Exercise directions: Copy each line in the data that includes the word "JSON".
____ Data provided
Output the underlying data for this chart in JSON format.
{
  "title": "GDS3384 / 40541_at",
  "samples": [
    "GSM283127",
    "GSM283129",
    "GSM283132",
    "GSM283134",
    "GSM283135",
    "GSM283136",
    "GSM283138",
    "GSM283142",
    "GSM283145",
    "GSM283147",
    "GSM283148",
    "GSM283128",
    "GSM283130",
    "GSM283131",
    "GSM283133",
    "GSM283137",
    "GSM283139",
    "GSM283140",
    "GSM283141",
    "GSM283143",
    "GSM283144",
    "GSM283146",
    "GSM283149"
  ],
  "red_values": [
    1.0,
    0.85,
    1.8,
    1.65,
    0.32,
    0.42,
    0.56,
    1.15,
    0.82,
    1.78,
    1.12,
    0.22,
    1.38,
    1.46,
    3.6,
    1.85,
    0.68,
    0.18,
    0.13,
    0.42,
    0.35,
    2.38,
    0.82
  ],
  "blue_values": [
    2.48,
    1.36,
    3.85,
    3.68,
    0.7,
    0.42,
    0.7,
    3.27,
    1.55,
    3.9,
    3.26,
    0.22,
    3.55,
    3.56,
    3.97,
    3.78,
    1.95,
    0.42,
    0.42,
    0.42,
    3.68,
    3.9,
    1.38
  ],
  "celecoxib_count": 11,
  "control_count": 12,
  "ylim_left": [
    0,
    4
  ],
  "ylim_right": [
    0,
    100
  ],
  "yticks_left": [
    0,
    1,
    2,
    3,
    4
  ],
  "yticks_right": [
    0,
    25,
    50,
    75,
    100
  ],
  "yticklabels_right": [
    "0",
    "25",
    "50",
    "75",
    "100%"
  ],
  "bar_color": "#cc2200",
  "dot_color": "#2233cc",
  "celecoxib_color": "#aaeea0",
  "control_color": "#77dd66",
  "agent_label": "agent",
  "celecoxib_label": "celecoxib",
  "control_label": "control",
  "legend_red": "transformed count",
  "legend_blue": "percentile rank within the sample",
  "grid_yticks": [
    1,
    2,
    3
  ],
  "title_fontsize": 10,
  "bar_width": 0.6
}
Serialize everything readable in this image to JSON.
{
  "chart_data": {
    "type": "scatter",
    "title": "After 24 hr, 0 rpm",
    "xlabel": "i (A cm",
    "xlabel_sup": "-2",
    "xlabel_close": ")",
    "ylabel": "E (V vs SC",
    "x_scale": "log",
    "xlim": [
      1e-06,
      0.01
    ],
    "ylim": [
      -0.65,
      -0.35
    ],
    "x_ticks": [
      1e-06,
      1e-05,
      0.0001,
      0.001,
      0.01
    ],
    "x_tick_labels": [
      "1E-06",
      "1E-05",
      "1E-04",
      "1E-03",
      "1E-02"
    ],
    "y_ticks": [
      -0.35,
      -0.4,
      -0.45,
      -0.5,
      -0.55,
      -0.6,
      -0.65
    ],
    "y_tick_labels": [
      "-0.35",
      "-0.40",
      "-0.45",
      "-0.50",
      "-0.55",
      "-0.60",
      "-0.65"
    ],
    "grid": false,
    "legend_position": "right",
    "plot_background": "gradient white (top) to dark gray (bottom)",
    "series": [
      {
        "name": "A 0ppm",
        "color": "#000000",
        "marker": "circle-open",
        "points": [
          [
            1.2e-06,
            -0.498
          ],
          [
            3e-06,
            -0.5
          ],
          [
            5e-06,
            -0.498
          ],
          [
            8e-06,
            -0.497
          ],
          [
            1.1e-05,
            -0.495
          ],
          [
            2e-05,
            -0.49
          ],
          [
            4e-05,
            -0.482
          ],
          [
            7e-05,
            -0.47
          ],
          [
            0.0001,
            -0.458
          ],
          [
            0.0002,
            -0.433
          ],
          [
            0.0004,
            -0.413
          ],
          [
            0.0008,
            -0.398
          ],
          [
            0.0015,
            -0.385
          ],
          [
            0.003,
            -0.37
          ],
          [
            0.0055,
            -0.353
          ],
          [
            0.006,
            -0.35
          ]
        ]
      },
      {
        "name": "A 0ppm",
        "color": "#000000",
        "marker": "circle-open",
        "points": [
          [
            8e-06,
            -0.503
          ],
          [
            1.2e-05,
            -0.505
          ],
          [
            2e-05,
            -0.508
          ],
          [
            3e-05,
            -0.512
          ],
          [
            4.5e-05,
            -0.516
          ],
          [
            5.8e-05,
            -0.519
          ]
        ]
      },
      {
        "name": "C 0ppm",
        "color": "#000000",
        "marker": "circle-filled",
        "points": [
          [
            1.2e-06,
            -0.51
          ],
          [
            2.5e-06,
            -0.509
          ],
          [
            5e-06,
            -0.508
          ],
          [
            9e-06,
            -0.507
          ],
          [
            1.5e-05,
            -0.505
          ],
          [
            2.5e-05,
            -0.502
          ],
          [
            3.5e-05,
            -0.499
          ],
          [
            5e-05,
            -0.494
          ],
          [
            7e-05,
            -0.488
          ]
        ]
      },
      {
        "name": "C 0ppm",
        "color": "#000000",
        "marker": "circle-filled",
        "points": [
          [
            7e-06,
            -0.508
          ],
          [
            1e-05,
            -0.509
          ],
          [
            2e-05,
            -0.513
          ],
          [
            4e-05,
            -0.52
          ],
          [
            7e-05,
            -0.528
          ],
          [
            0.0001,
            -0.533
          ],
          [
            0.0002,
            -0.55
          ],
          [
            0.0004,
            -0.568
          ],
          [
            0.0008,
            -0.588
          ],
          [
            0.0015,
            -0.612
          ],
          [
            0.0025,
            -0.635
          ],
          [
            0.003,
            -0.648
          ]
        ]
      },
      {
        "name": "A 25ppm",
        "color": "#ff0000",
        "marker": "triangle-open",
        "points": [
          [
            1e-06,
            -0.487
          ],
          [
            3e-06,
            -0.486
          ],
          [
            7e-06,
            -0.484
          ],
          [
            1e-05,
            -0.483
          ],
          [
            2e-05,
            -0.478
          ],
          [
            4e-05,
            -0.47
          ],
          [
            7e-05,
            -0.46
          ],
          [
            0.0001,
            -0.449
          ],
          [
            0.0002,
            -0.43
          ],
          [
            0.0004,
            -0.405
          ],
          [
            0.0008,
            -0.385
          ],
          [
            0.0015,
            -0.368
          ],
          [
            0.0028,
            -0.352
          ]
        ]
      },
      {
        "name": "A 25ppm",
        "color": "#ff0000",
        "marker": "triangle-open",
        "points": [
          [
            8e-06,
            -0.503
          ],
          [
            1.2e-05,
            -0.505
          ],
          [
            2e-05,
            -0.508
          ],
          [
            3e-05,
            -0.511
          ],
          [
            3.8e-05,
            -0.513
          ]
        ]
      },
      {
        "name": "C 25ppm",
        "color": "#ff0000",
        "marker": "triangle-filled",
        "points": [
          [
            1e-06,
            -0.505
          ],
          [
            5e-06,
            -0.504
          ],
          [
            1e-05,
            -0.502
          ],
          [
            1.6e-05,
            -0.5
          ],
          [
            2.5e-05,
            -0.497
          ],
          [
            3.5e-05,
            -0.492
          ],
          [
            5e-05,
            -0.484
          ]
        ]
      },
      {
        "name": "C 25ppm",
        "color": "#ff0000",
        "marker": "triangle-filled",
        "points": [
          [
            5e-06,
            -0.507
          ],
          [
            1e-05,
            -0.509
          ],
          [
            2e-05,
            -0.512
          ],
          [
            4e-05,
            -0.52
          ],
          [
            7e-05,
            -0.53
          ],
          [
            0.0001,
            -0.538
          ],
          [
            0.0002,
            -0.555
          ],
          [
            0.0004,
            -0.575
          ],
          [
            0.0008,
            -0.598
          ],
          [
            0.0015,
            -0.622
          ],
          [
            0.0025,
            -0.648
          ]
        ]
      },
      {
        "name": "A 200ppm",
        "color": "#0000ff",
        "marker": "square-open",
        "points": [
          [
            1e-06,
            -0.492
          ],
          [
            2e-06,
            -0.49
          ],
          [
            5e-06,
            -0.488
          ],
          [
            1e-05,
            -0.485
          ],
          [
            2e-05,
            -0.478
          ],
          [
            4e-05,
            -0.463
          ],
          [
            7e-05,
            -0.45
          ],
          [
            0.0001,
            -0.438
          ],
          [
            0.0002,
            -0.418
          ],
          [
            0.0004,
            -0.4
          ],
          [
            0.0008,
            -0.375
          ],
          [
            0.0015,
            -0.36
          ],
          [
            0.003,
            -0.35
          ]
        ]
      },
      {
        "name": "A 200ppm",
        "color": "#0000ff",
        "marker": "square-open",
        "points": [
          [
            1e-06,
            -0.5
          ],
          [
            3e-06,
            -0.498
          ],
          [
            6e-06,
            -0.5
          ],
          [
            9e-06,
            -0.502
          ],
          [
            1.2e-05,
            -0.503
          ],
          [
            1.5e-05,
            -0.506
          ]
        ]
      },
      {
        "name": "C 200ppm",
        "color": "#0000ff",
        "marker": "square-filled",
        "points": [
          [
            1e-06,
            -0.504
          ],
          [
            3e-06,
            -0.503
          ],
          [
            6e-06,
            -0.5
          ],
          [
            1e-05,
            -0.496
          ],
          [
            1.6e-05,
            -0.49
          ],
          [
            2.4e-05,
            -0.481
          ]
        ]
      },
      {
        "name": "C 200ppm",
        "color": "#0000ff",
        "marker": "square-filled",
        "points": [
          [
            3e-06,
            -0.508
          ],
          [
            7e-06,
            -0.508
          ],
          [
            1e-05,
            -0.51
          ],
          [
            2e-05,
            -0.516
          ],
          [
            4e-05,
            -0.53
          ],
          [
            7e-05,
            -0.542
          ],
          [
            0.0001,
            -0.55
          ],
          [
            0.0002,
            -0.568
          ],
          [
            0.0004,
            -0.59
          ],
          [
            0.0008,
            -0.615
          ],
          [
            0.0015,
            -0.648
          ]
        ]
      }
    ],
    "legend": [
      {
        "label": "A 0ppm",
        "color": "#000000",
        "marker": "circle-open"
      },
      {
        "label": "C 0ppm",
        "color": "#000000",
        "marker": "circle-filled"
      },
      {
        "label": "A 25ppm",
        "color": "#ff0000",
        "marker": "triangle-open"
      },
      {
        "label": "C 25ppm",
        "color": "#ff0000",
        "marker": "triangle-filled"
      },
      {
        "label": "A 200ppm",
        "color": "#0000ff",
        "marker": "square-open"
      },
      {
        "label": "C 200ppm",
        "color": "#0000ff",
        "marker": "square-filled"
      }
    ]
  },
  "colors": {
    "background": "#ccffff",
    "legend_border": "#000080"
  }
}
________
Response to this task:
Output the underlying data for this chart in JSON format.
Serialize everything readable in this image to JSON.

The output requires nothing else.